PROBLEM STATEMENT -
Copy out each line that mentions the word "only".

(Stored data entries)
___

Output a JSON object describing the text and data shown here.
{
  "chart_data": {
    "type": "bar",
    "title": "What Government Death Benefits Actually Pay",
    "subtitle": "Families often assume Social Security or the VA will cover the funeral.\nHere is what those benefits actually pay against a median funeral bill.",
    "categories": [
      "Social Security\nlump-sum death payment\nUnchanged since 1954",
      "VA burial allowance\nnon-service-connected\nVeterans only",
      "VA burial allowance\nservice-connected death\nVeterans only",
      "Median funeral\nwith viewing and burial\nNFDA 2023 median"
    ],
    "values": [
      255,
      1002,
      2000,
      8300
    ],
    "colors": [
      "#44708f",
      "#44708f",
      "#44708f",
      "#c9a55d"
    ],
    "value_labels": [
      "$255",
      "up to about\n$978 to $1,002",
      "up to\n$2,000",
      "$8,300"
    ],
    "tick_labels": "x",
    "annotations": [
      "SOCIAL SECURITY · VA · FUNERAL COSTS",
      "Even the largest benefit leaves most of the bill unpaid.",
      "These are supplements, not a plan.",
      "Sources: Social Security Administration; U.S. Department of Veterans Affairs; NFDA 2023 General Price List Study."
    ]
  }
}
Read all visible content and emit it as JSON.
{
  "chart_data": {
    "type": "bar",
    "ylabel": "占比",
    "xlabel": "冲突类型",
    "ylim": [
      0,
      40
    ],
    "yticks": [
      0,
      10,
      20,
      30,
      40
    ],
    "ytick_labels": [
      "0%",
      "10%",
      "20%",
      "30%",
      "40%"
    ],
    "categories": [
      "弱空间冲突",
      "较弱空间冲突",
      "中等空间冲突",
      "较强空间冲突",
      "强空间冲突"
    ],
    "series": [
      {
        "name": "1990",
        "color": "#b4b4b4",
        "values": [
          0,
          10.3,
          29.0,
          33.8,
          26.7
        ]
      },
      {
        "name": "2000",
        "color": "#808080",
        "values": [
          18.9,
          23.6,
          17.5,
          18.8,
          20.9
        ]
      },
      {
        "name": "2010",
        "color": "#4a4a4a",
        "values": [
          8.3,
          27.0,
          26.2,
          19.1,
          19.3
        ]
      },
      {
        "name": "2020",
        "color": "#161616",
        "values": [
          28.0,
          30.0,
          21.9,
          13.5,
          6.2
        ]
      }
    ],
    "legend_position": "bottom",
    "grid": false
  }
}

___

CORRECT RESPONSE -
      "VA burial allowance\nnon-service-connected\nVeterans only",
      "VA burial allowance\nservice-connected death\nVeterans only",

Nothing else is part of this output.